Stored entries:
———

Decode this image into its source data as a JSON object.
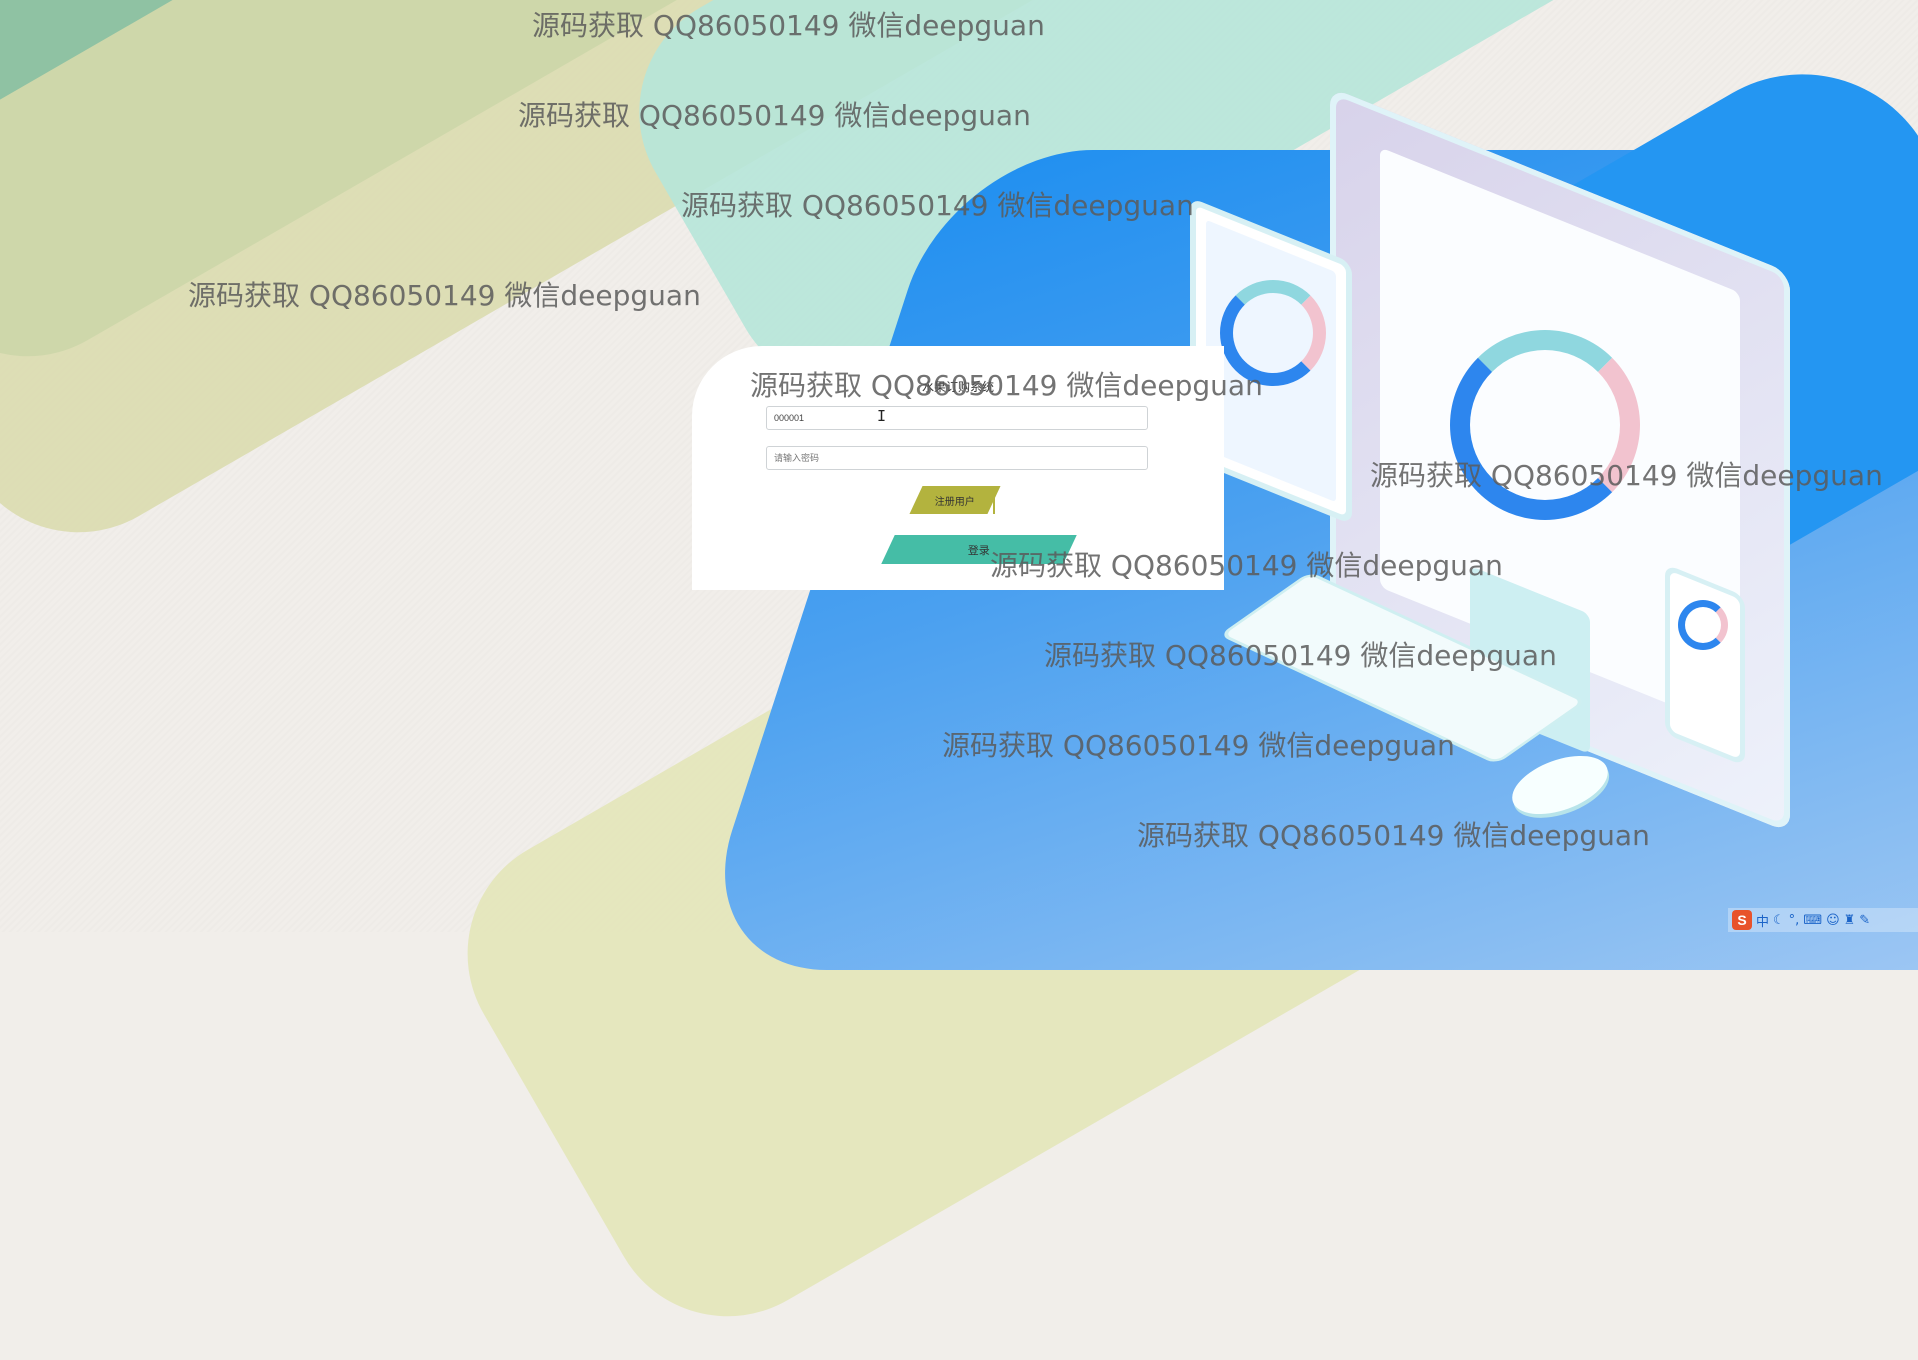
{
  "login": {
    "title": "水果订购系统",
    "username_value": "000001",
    "password_placeholder": "请输入密码",
    "register_label": "注册用户",
    "login_label": "登录"
  },
  "watermark": {
    "text": "源码获取 QQ86050149 微信deepguan"
  },
  "tray": {
    "ime_logo": "S",
    "ime_lang": "中",
    "icons": [
      "moon-icon",
      "punctuation-icon",
      "keyboard-icon",
      "user-icon",
      "shirt-icon",
      "wrench-icon"
    ]
  },
  "colors": {
    "register_button": "#b3b33e",
    "login_button": "#45bda6",
    "primary_blue": "#2496f2"
  }
}
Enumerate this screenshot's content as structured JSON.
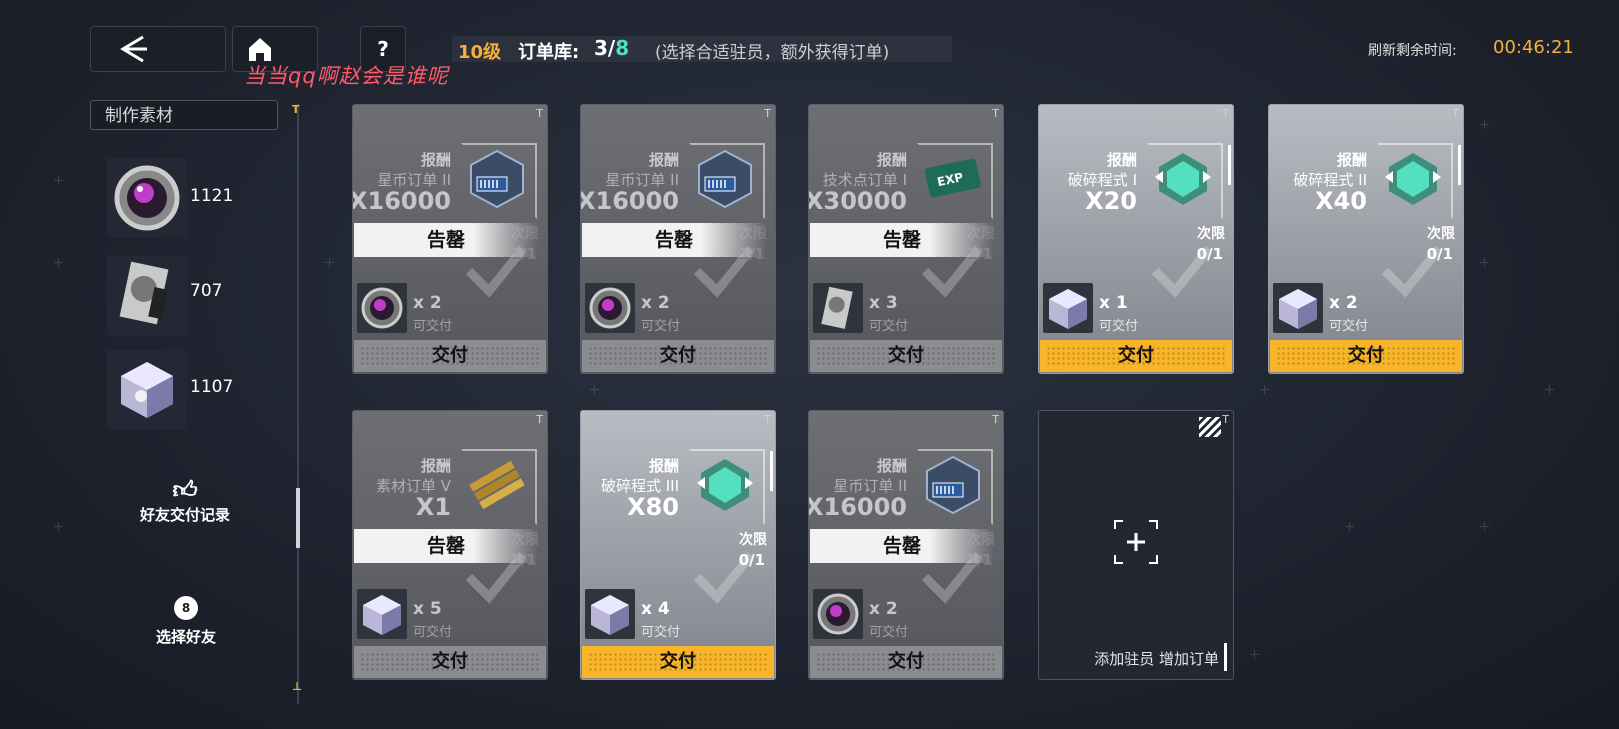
{
  "header": {
    "level": "10级",
    "library_label": "订单库:",
    "count_current": "3",
    "count_sep": "/",
    "count_total": "8",
    "hint": "(选择合适驻员，额外获得订单)",
    "refresh_label": "刷新剩余时间:",
    "refresh_time": "00:46:21",
    "watermark": "当当qq啊赵会是谁呢"
  },
  "sidebar": {
    "title": "制作素材",
    "materials": [
      {
        "name": "crystal-orb",
        "count": "1121"
      },
      {
        "name": "data-drive",
        "count": "707"
      },
      {
        "name": "prism-cube",
        "count": "1107"
      }
    ],
    "friend_records_label": "好友交付记录",
    "select_friend_label": "选择好友"
  },
  "common": {
    "reward_label": "报酬",
    "soldout_label": "告罄",
    "submit_label": "交付",
    "deliverable_label": "可交付",
    "limit_label": "次限",
    "add_resident_label": "添加驻员 增加订单"
  },
  "cards": [
    {
      "reward_name": "星币订单 II",
      "reward_qty": "X16000",
      "limit": "1/1",
      "req_qty": "x 2",
      "status": "soldout"
    },
    {
      "reward_name": "星币订单 II",
      "reward_qty": "X16000",
      "limit": "1/1",
      "req_qty": "x 2",
      "status": "soldout"
    },
    {
      "reward_name": "技术点订单 I",
      "reward_qty": "X30000",
      "limit": "1/1",
      "req_qty": "x 3",
      "status": "soldout"
    },
    {
      "reward_name": "破碎程式 I",
      "reward_qty": "X20",
      "limit": "0/1",
      "req_qty": "x 1",
      "status": "available"
    },
    {
      "reward_name": "破碎程式 II",
      "reward_qty": "X40",
      "limit": "0/1",
      "req_qty": "x 2",
      "status": "available"
    },
    {
      "reward_name": "素材订单 V",
      "reward_qty": "X1",
      "limit": "1/1",
      "req_qty": "x 5",
      "status": "soldout"
    },
    {
      "reward_name": "破碎程式 III",
      "reward_qty": "X80",
      "limit": "0/1",
      "req_qty": "x 4",
      "status": "available"
    },
    {
      "reward_name": "星币订单 II",
      "reward_qty": "X16000",
      "limit": "1/1",
      "req_qty": "x 2",
      "status": "soldout"
    }
  ],
  "colors": {
    "accent": "#f8b52a",
    "count_total": "#4fe0c0",
    "watermark": "#ff5a6a"
  }
}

———

> **What you are asked to do**
Which lines hold the word "this"? Copy all of them.

> **Written response**
Decode this image into its source data as a JSON object.
Enumerate this screenshot's content as structured JSON.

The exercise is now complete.